• _DOCUMENT TEXT_:
Some numbers: About 6 percent of all emergency department patients — of all ages — had a psychiatric condition. More than 1 in 5 were admitted, compared with just over 13 percent of medical patients, and about 11 percent required transfer to another facility, compared with 1.4 percent. About 23 percent of mental health patients stayed in emergency care for longer than 6 hours, and about 1.3 percent for more than 24 hours — compared with 10 percent and half a percent of medical patients.

The most severely ill mental health patients were far more likely to spend extended periods of time in the ER. Bipolar disorder, depression, psychosis and having multiple conditions all tracked with stays longer than 24 hours.

These findings, the researchers write, highlight a “growing crisis.”

There is also a national shortage of inpatient psych beds, so patients have to wait longer in the ER, Lippert said. She’s seen them stay for over a week.

An online poll of emergency physicians released Oct. 17 offers evidence of how this plays out for young psychiatric patients. Of the 1,700 physicians responding, more than half (57 percent) reported increased wait times and boarding for children with mental health issues.

Plus, psychiatric patients can be harmed by long stays in cramped, overused emergency quarters, said Thomas Chun, an associate professor of emergency medicine and pediatrics at Brown University.

• _TASK ITEM 1_: In the emergency care passage, do these statements agree with it? (a) About 6 percent of all emergency department patients had a psychiatric condition. (b) About 11 percent of medical patients required transfer to another facility. (c) Fewer than half of the physicians responding to the online poll reported increased wait times for children with mental health issues. Answer yes or no for each, quoting the deciding words.
• _TASK ITEM 2_: Reproduce the emergency care passage between "Some numbers: About" and "of medical patients.", inclusive.
Rely solely on the emergency care passage for the work that concerns it.

(Document layout analysis data)
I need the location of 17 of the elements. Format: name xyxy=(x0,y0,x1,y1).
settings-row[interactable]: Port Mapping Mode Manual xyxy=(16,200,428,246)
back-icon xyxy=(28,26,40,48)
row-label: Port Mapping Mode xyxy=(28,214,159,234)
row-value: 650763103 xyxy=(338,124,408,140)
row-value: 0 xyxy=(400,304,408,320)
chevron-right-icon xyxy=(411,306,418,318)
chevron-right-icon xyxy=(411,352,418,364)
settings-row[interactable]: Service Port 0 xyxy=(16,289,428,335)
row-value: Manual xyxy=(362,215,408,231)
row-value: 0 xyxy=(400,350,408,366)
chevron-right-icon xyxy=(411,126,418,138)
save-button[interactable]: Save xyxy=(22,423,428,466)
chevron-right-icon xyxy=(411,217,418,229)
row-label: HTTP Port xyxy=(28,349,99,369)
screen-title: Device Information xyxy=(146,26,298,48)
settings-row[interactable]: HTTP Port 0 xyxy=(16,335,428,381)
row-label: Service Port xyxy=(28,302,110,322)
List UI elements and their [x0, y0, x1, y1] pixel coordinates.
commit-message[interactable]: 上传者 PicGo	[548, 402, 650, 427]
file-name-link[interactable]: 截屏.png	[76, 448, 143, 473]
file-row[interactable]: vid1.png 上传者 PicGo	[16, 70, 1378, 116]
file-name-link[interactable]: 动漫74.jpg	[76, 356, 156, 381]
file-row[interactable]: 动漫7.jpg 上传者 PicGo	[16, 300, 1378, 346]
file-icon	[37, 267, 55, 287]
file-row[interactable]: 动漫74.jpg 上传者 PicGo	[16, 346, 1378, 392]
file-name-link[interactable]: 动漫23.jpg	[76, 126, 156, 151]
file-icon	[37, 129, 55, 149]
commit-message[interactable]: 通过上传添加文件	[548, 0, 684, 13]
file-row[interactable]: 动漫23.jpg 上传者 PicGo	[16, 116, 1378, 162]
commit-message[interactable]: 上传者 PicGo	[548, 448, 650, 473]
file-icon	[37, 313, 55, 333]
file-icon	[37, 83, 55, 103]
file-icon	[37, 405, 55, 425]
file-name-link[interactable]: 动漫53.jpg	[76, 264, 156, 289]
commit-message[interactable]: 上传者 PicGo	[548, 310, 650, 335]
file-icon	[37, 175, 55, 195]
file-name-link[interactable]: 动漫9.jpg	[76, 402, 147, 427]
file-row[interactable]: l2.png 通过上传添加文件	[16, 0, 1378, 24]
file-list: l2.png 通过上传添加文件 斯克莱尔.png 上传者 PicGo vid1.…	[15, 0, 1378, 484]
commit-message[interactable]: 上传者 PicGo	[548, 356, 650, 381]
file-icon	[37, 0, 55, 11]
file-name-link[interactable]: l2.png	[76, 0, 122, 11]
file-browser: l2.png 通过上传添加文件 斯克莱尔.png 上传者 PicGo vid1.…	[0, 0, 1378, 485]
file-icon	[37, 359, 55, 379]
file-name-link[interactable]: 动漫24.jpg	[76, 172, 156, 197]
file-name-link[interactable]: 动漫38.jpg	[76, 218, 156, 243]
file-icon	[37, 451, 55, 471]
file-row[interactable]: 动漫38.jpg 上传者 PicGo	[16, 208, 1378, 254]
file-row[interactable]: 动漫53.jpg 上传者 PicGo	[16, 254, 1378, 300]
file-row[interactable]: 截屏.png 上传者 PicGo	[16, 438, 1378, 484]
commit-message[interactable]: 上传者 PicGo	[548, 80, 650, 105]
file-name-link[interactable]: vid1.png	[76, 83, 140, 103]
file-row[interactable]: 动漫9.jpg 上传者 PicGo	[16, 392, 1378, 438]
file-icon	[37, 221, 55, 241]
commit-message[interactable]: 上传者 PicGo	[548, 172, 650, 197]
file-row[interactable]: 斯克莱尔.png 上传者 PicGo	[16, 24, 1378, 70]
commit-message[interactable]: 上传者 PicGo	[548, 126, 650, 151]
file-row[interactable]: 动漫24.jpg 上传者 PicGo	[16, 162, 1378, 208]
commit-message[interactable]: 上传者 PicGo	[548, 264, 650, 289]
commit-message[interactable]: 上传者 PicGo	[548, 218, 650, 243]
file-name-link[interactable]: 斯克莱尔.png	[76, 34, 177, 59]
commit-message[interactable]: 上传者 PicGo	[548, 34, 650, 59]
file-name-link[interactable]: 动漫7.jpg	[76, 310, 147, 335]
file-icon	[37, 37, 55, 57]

• _WRITTEN SOLUTION 1_:
(a) Yes: "About 6 percent of all emergency department patients — of all ages — had a psychiatric condition."
(b) No: "about 11 percent required transfer to another facility, compared with 1.4 percent."
(c) No: "more than half (57 percent) reported increased wait times and boarding for children with mental health issues."

• _WRITTEN SOLUTION 2_:
Some numbers: About 6 percent of all emergency department patients — of all ages — had a psychiatric condition. More than 1 in 5 were admitted, compared with just over 13 percent of medical patients, and about 11 percent required transfer to another facility, compared with 1.4 percent. About 23 percent of mental health patients stayed in emergency care for longer than 6 hours, and about 1.3 percent for more than 24 hours — compared with 10 percent and half a percent of medical patients.